=== La tarea ===
Reescribe las líneas del listado que van desde el comienzo hasta la que contiene "category-cell-study-area: Study area", incluida esta, cambiando "Humanities" por "Arts and humanities" y sin alterar nada más.

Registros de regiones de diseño
((
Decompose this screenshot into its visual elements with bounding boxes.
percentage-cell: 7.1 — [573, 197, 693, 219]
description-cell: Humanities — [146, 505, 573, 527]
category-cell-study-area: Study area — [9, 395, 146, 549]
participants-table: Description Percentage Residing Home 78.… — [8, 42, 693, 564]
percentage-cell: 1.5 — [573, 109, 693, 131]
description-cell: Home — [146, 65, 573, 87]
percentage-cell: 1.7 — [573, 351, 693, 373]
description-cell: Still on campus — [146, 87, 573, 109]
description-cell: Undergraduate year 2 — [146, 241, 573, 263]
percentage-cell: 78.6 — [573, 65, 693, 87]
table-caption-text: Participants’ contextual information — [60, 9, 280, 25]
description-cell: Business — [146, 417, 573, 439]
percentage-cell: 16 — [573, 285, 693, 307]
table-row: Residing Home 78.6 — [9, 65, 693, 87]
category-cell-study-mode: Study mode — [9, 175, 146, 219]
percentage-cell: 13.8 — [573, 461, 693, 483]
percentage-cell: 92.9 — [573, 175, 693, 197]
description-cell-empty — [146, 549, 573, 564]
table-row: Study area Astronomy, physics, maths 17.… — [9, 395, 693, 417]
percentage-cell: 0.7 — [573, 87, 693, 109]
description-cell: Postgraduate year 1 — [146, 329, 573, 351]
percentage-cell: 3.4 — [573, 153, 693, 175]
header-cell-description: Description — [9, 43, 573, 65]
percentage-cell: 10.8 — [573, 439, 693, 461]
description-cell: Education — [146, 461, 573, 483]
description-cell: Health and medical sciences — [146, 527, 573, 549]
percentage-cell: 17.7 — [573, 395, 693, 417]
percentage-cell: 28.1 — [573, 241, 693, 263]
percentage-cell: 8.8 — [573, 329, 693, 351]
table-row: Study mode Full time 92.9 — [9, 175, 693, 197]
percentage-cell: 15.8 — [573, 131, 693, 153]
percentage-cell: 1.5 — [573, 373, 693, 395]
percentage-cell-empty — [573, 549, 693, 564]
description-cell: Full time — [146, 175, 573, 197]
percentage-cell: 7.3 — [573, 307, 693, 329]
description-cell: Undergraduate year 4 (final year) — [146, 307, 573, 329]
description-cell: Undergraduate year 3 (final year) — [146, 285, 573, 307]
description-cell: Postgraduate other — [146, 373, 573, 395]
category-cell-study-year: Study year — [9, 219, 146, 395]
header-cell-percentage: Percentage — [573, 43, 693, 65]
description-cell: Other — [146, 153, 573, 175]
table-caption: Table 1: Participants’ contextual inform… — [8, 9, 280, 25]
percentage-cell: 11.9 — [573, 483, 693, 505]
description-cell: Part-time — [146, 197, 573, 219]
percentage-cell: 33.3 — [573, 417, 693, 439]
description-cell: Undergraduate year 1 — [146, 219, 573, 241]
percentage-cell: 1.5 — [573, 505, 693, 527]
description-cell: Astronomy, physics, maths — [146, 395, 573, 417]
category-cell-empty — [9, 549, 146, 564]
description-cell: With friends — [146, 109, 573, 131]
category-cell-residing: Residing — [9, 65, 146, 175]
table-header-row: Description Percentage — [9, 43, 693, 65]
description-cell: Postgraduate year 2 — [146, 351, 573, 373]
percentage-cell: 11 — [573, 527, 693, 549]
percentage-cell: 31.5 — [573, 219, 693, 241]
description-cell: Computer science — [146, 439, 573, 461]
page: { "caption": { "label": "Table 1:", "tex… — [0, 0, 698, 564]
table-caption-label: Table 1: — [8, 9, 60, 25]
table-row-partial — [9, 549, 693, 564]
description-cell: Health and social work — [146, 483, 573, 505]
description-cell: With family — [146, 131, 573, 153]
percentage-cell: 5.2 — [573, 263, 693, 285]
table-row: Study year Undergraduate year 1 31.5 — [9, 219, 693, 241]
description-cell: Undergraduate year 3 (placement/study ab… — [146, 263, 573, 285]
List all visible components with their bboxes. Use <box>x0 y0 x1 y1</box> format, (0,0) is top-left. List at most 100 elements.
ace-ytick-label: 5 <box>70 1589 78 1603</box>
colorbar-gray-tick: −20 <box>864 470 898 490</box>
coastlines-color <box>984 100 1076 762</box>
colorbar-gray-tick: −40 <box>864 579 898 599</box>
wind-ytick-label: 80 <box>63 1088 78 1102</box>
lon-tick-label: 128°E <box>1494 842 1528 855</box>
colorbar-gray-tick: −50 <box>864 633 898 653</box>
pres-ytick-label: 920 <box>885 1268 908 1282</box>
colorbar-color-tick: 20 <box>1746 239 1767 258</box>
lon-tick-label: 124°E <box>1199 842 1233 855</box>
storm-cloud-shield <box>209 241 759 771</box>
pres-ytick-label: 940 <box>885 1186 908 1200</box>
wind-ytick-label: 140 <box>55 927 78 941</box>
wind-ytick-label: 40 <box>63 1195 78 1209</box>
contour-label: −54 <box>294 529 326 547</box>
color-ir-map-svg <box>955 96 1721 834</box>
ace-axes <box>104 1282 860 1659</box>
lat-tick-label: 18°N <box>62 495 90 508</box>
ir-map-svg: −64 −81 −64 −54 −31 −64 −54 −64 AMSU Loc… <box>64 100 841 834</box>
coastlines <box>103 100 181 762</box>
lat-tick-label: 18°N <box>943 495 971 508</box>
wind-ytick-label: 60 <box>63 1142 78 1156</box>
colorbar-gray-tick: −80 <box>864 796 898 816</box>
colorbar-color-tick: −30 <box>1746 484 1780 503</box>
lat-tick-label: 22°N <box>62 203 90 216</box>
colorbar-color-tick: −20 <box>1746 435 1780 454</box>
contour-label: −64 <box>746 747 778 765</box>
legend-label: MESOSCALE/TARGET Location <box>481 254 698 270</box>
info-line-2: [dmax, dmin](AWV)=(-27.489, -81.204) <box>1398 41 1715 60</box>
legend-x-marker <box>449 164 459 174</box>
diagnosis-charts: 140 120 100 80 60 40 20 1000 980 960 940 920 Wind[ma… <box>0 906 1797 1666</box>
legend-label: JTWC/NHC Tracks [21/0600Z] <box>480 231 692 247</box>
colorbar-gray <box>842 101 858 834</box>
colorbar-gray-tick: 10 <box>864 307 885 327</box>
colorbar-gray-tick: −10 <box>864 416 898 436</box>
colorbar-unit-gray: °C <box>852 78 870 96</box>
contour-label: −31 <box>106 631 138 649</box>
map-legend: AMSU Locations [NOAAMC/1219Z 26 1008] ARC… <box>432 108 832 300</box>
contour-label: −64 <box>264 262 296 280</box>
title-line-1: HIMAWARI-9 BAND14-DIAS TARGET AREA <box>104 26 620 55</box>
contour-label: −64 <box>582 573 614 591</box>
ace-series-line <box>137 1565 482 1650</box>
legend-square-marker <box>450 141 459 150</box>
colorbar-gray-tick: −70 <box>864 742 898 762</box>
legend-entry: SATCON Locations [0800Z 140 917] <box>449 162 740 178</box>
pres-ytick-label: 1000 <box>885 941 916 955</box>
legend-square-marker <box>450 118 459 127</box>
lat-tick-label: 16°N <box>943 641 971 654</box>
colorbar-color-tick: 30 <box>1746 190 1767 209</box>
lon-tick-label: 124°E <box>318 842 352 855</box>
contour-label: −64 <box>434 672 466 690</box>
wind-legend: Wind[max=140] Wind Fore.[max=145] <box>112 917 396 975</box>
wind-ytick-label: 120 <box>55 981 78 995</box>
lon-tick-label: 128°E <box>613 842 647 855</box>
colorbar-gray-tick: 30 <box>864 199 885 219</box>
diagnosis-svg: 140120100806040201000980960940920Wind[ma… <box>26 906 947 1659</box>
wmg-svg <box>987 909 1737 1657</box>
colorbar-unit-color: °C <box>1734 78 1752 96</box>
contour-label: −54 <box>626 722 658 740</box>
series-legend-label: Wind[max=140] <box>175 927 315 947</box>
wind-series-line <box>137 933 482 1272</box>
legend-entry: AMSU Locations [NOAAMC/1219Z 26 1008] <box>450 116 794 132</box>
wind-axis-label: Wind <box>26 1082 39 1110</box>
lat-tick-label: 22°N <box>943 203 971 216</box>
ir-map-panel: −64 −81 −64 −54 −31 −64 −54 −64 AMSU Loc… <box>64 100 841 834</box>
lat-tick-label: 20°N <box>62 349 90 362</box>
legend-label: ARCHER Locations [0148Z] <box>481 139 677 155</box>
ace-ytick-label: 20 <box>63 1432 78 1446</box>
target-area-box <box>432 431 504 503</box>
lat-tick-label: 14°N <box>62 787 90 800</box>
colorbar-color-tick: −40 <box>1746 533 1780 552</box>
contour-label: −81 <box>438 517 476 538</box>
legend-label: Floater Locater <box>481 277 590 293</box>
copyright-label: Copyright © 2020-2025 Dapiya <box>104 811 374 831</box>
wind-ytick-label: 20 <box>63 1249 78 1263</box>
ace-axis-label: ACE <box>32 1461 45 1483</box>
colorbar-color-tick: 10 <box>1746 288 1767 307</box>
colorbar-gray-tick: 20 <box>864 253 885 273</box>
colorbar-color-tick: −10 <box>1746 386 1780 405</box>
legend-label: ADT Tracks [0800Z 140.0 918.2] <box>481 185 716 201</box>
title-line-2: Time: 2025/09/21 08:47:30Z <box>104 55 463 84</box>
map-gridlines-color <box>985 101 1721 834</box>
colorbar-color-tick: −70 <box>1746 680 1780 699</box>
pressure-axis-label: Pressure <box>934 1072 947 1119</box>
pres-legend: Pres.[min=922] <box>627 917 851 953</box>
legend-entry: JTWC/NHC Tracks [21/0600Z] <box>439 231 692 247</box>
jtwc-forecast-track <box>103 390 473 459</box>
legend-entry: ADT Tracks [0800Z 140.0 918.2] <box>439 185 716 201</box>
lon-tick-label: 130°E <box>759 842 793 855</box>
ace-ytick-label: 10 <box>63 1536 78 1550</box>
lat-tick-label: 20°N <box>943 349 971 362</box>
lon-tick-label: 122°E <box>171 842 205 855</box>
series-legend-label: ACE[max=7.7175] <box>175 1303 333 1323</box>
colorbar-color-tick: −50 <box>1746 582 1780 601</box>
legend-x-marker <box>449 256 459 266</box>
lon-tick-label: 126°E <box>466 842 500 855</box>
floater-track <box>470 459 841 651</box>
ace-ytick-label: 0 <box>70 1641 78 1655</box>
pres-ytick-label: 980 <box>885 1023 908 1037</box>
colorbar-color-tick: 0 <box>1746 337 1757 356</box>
))
=== Respuesta ===
Decompose this screenshot into its visual elements with bounding boxes.
percentage-cell: 7.1 — [573, 197, 693, 219]
description-cell: Arts and humanities — [146, 505, 573, 527]
category-cell-study-area: Study area — [9, 395, 146, 549]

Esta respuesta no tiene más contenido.